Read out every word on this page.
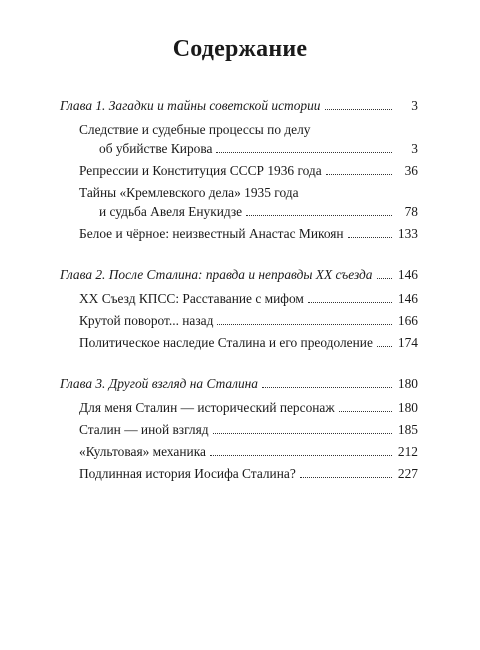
Содержание
Глава 1. Загадки и тайны советской истории	3
Следствие и судебные процессы по делу
об убийстве Кирова	3
Репрессии и Конституция СССР 1936 года	36
Тайны «Кремлевского дела» 1935 года
и судьба Авеля Енукидзе	78
Белое и чёрное: неизвестный Анастас Микоян	133
Глава 2. После Сталина: правда и неправды ХХ съезда 146
XX Съезд КПСС: Расставание с мифом	146
Крутой поворот... назад	166
Политическое наследие Сталина и его преодоление 174
Глава 3. Другой взгляд на Сталина	180
Для меня Сталин — исторический персонаж	180
Сталин — иной взгляд	185
«Культовая» механика	212
Подлинная история Иосифа Сталина?	227
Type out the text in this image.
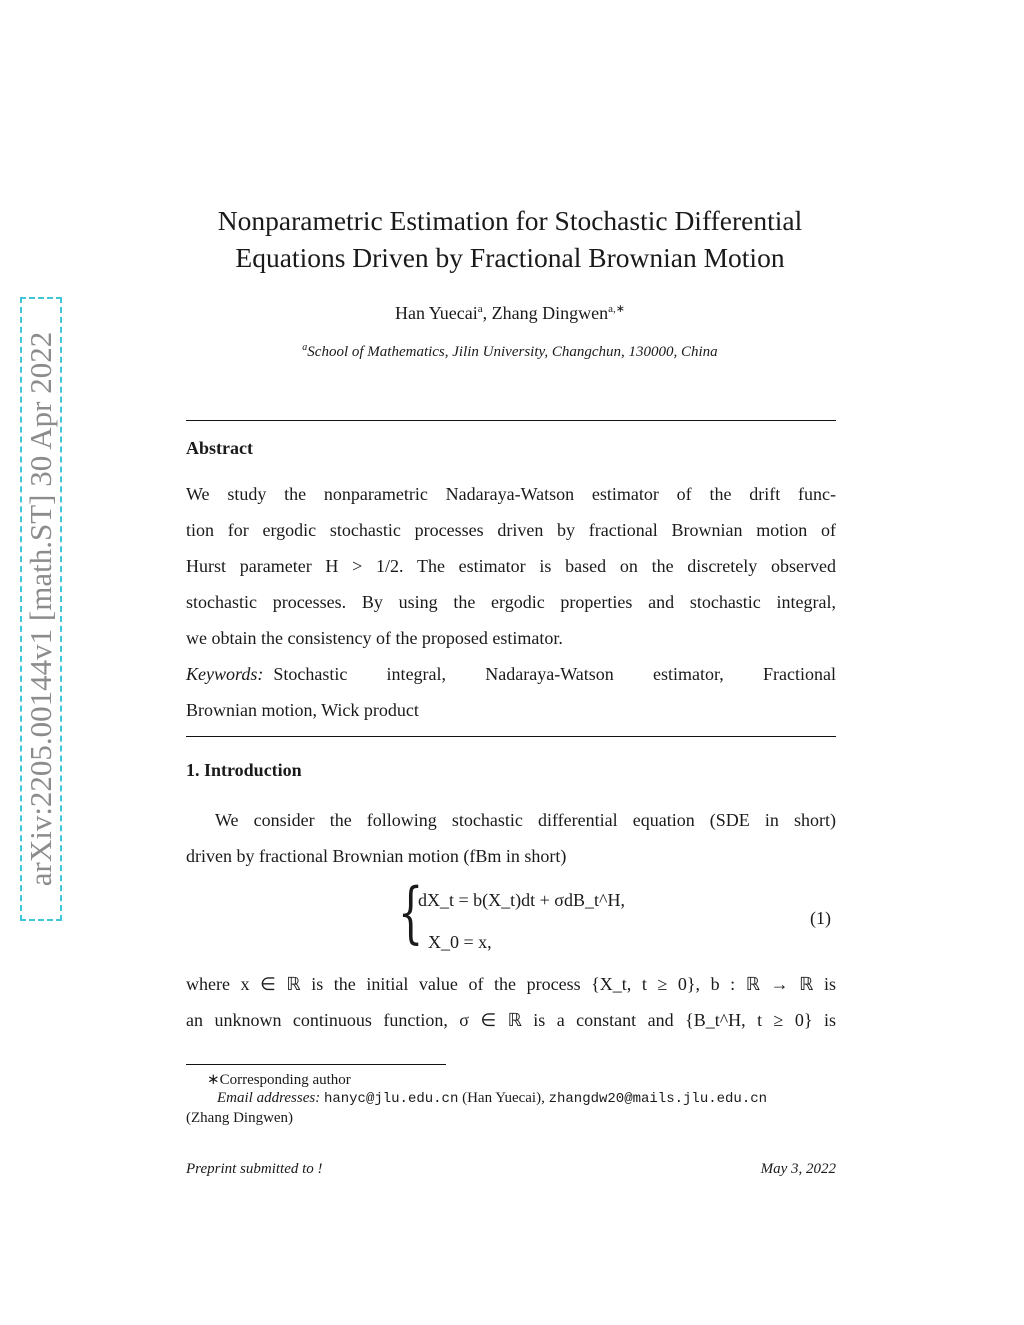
arXiv:2205.00144v1 [math.ST] 30 Apr 2022
Nonparametric Estimation for Stochastic Differential
Equations Driven by Fractional Brownian Motion
Han Yuecai$^a$, Zhang Dingwen$^{a,∗}$
$^a$School of Mathematics, Jilin University, Changchun, 130000, China
Abstract
We study the nonparametric Nadaraya-Watson estimator of the drift func-
tion for ergodic stochastic processes driven by fractional Brownian motion of
Hurst parameter H > 1/2. The estimator is based on the discretely observed
stochastic processes. By using the ergodic properties and stochastic integral,
we obtain the consistency of the proposed estimator.
Keywords: Stochastic integral, Nadaraya-Watson estimator, Fractional
Brownian motion, Wick product
1. Introduction
We consider the following stochastic differential equation (SDE in short)
driven by fractional Brownian motion (fBm in short)
{
dX_t = b(X_t)dt + σdB_t^H,
X_0 = x,
(1)
where x ∈ ℝ is the initial value of the process {X_t, t ≥ 0}, b : ℝ → ℝ is
an unknown continuous function, σ ∈ ℝ is a constant and {B_t^H, t ≥ 0} is
∗Corresponding author
Email addresses: hanyc@jlu.edu.cn (Han Yuecai), zhangdw20@mails.jlu.edu.cn
(Zhang Dingwen)
Preprint submitted to !	May 3, 2022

◆ ◆ ◆ ◆ ◆

◆ **Your instructions**
Reproduce each line exactly as it appears, omitting the pictures.

◆ **Exercise solution**
Read out every word on this page.
Содержание
Глава 1. Загадки и тайны советской истории	3
Следствие и судебные процессы по делу
об убийстве Кирова	3
Репрессии и Конституция СССР 1936 года	36
Тайны «Кремлевского дела» 1935 года
и судьба Авеля Енукидзе	78
Белое и чёрное: неизвестный Анастас Микоян	133
Глава 2. После Сталина: правда и неправды ХХ съезда 146
XX Съезд КПСС: Расставание с мифом	146
Крутой поворот... назад	166
Политическое наследие Сталина и его преодоление 174
Глава 3. Другой взгляд на Сталина	180
Для меня Сталин — исторический персонаж	180
Сталин — иной взгляд	185
«Культовая» механика	212
Подлинная история Иосифа Сталина?	227
Type out the text in this image.
arXiv:2205.00144v1 [math.ST] 30 Apr 2022
Nonparametric Estimation for Stochastic Differential
Equations Driven by Fractional Brownian Motion
Han Yuecai$^a$, Zhang Dingwen$^{a,∗}$
$^a$School of Mathematics, Jilin University, Changchun, 130000, China
Abstract
We study the nonparametric Nadaraya-Watson estimator of the drift func-
tion for ergodic stochastic processes driven by fractional Brownian motion of
Hurst parameter H > 1/2. The estimator is based on the discretely observed
stochastic processes. By using the ergodic properties and stochastic integral,
we obtain the consistency of the proposed estimator.
Keywords: Stochastic integral, Nadaraya-Watson estimator, Fractional
Brownian motion, Wick product
1. Introduction
We consider the following stochastic differential equation (SDE in short)
driven by fractional Brownian motion (fBm in short)
{
dX_t = b(X_t)dt + σdB_t^H,
X_0 = x,
(1)
where x ∈ ℝ is the initial value of the process {X_t, t ≥ 0}, b : ℝ → ℝ is
an unknown continuous function, σ ∈ ℝ is a constant and {B_t^H, t ≥ 0} is
∗Corresponding author
Email addresses: hanyc@jlu.edu.cn (Han Yuecai), zhangdw20@mails.jlu.edu.cn
(Zhang Dingwen)
Preprint submitted to !	May 3, 2022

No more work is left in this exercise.